** start of Dataset excerpts **

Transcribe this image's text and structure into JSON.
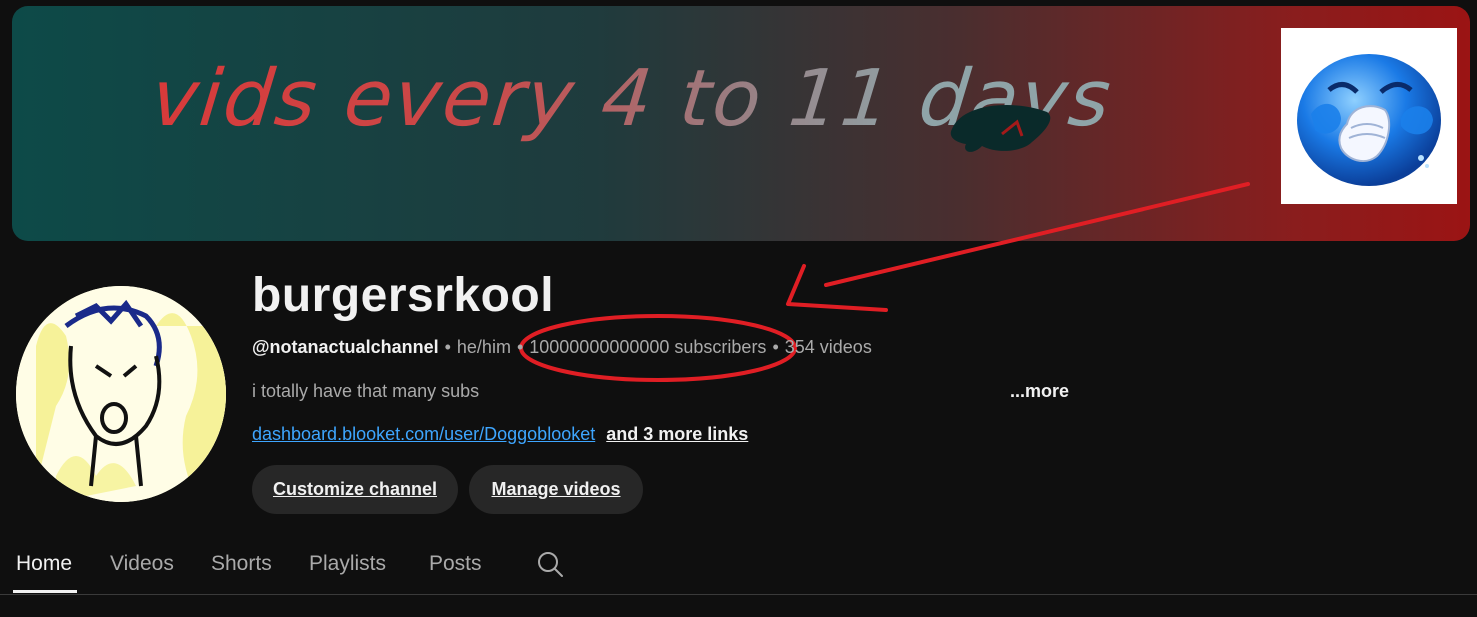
{
  "banner": {
    "text": "vids every 4 to 11 days"
  },
  "channel": {
    "name": "burgersrkool",
    "handle": "@notanactualchannel",
    "pronouns": "he/him",
    "subscribers": "10000000000000 subscribers",
    "videos": "354 videos",
    "separator": "•",
    "description": "i totally have that many subs",
    "more_label": "...more",
    "link_text": "dashboard.blooket.com/user/Doggoblooket",
    "more_links_text": "and 3 more links"
  },
  "buttons": {
    "customize": "Customize channel",
    "manage": "Manage videos"
  },
  "tabs": [
    {
      "label": "Home",
      "active": true
    },
    {
      "label": "Videos",
      "active": false
    },
    {
      "label": "Shorts",
      "active": false
    },
    {
      "label": "Playlists",
      "active": false
    },
    {
      "label": "Posts",
      "active": false
    }
  ],
  "icons": {
    "search": "search-icon"
  },
  "colors": {
    "background": "#0f0f0f",
    "link": "#3ea6ff",
    "annotation": "#e01e24",
    "button_bg": "#272727"
  }
}
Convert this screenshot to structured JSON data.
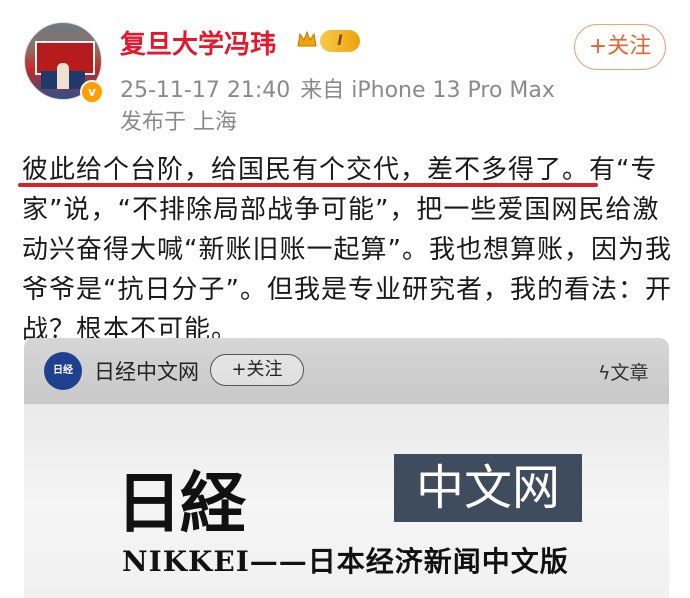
{
  "author": {
    "name": "复旦大学冯玮",
    "level_badge": "I",
    "verify_icon": "verified-v-icon",
    "crown_icon": "crown-icon",
    "timestamp": "25-11-17 21:40",
    "source": "来自 iPhone 13 Pro Max",
    "location": "发布于 上海",
    "follow_label": "+关注"
  },
  "post": {
    "text": "彼此给个台阶，给国民有个交代，差不多得了。有“专家”说，“不排除局部战争可能”，把一些爱国网民给激动兴奋得大喊“新账旧账一起算”。我也想算账，因为我爷爷是“抗日分子”。但我是专业研究者，我的看法：开战？根本不可能。",
    "underline_color": "#d8222a"
  },
  "card": {
    "publisher": "日经中文网",
    "publisher_logo": "日经",
    "follow_label": "+关注",
    "type_label": "ϟ文章",
    "banner_jp": "日経",
    "banner_cn": "中文网",
    "banner_tagline": "NIKKEI——日本经济新闻中文版"
  },
  "colors": {
    "username": "#e6162d",
    "follow_accent": "#e8632d",
    "meta_gray": "#8a8a8a"
  }
}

** end of Dataset excerpts **

Write the entries above out again exactly, but not the pictures.

--- Complete answer ---
Transcribe this image's text and structure into JSON.
{
  "banner": {
    "text": "vids every 4 to 11 days"
  },
  "channel": {
    "name": "burgersrkool",
    "handle": "@notanactualchannel",
    "pronouns": "he/him",
    "subscribers": "10000000000000 subscribers",
    "videos": "354 videos",
    "separator": "•",
    "description": "i totally have that many subs",
    "more_label": "...more",
    "link_text": "dashboard.blooket.com/user/Doggoblooket",
    "more_links_text": "and 3 more links"
  },
  "buttons": {
    "customize": "Customize channel",
    "manage": "Manage videos"
  },
  "tabs": [
    {
      "label": "Home",
      "active": true
    },
    {
      "label": "Videos",
      "active": false
    },
    {
      "label": "Shorts",
      "active": false
    },
    {
      "label": "Playlists",
      "active": false
    },
    {
      "label": "Posts",
      "active": false
    }
  ],
  "icons": {
    "search": "search-icon"
  },
  "colors": {
    "background": "#0f0f0f",
    "link": "#3ea6ff",
    "annotation": "#e01e24",
    "button_bg": "#272727"
  }
}
Convert this screenshot to structured JSON data.
{
  "author": {
    "name": "复旦大学冯玮",
    "level_badge": "I",
    "verify_icon": "verified-v-icon",
    "crown_icon": "crown-icon",
    "timestamp": "25-11-17 21:40",
    "source": "来自 iPhone 13 Pro Max",
    "location": "发布于 上海",
    "follow_label": "+关注"
  },
  "post": {
    "text": "彼此给个台阶，给国民有个交代，差不多得了。有“专家”说，“不排除局部战争可能”，把一些爱国网民给激动兴奋得大喊“新账旧账一起算”。我也想算账，因为我爷爷是“抗日分子”。但我是专业研究者，我的看法：开战？根本不可能。",
    "underline_color": "#d8222a"
  },
  "card": {
    "publisher": "日经中文网",
    "publisher_logo": "日经",
    "follow_label": "+关注",
    "type_label": "ϟ文章",
    "banner_jp": "日経",
    "banner_cn": "中文网",
    "banner_tagline": "NIKKEI——日本经济新闻中文版"
  },
  "colors": {
    "username": "#e6162d",
    "follow_accent": "#e8632d",
    "meta_gray": "#8a8a8a"
  }
}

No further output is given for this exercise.